In trademark opposition proceedings, prior rights may be cited against the opposed trademark. Article 31 of the Trademark Law provides that:

"[a]n application for registration of a trademark shall not be of such a nature as to infringe the existing earlier right of another person. An application shall not be made with intent to register a trademark which is used by another person and enjoys [a] certain reputation."

Copyright is one of the prior rights that may be cited in trademark oppositions. The Chinese courts have recently confirmed that copyright can be invoked in respect of a stylised trademark logo.


In 2002 Mr Su applied to the China Trademark Office to register the mark below in Class 11:

The mark incorporated the Chinese transliteration of the word 'summit'. It was identical to the trademark registered by the opponent, Guangdong Xin Ming Zhu Ceramics Group Co Ltd, which had registered it in 2001 for goods in Class 10. In the trademark opposition proceedings, and in the review by the Trademark Review and Adjudication Board that followed, the opponent argued that the application constituted infringement of its well-known trademark and of its copyright in the logo; however, this argument was rejected on both occasions.

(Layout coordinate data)

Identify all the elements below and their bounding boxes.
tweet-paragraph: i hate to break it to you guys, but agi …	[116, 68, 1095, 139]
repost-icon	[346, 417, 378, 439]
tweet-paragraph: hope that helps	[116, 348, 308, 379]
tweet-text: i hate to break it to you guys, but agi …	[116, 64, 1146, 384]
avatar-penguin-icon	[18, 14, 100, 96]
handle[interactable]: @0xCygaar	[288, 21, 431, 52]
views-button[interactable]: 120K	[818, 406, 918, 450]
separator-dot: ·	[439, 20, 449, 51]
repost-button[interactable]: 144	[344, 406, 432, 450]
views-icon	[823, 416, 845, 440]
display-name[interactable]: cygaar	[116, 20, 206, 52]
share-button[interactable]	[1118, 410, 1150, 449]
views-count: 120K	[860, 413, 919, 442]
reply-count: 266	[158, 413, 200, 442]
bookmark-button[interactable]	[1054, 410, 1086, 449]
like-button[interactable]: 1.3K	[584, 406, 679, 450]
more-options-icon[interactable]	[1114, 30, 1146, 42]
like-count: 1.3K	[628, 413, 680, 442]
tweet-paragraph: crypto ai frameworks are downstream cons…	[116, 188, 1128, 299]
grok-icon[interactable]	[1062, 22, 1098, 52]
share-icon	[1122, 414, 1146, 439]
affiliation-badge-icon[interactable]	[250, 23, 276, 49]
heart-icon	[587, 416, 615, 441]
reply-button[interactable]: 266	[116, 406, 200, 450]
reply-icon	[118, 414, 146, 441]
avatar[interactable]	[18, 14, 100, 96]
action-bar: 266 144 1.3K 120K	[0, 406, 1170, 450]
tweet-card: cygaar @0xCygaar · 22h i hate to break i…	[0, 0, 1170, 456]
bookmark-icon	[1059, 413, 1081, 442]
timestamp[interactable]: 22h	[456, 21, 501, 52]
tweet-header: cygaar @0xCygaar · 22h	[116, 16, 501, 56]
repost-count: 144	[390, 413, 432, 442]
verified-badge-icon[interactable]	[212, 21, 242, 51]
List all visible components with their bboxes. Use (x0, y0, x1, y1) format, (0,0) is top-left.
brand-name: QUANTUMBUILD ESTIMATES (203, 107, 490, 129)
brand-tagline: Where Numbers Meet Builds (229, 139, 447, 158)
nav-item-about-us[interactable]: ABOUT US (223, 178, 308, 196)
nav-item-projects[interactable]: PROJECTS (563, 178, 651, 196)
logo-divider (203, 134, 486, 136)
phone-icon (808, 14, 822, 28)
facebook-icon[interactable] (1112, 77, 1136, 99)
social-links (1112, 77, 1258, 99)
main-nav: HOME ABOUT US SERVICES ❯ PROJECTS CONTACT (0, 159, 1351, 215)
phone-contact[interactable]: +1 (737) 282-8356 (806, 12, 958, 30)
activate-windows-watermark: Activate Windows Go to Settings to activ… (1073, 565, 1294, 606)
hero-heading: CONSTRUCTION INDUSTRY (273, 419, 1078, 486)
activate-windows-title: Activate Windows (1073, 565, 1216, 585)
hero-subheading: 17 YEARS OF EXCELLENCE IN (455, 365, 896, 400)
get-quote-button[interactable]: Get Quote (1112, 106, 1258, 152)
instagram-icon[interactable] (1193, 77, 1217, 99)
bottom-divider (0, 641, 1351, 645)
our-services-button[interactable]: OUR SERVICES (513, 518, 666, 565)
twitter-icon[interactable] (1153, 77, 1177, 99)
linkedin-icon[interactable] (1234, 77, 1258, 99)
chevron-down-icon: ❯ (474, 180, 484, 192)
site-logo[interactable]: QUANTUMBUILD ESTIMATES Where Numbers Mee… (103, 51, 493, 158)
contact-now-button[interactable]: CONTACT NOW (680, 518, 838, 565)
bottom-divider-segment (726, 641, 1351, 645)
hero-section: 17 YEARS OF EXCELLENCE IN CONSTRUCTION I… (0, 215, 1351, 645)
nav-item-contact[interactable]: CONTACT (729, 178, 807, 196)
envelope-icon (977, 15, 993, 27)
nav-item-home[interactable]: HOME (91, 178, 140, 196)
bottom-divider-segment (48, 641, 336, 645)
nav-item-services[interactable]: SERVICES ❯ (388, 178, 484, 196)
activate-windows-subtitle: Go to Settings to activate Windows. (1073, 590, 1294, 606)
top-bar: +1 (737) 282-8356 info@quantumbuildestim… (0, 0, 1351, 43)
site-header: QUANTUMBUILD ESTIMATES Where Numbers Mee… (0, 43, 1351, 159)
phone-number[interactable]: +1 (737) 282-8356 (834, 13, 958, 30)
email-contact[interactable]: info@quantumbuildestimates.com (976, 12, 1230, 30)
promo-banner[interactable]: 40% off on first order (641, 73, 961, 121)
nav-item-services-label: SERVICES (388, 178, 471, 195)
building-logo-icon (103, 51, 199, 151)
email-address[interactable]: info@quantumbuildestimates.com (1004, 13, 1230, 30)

— GIVEN REQUEST —
Revise the stretch of the trademark opposition text from "Copyright is one" through "stylised trademark logo.", changing "confirmed" to "held".

— REPLY —
Copyright is one of the prior rights that may be cited in trademark oppositions. The Chinese courts have recently held that copyright can be invoked in respect of a stylised trademark logo.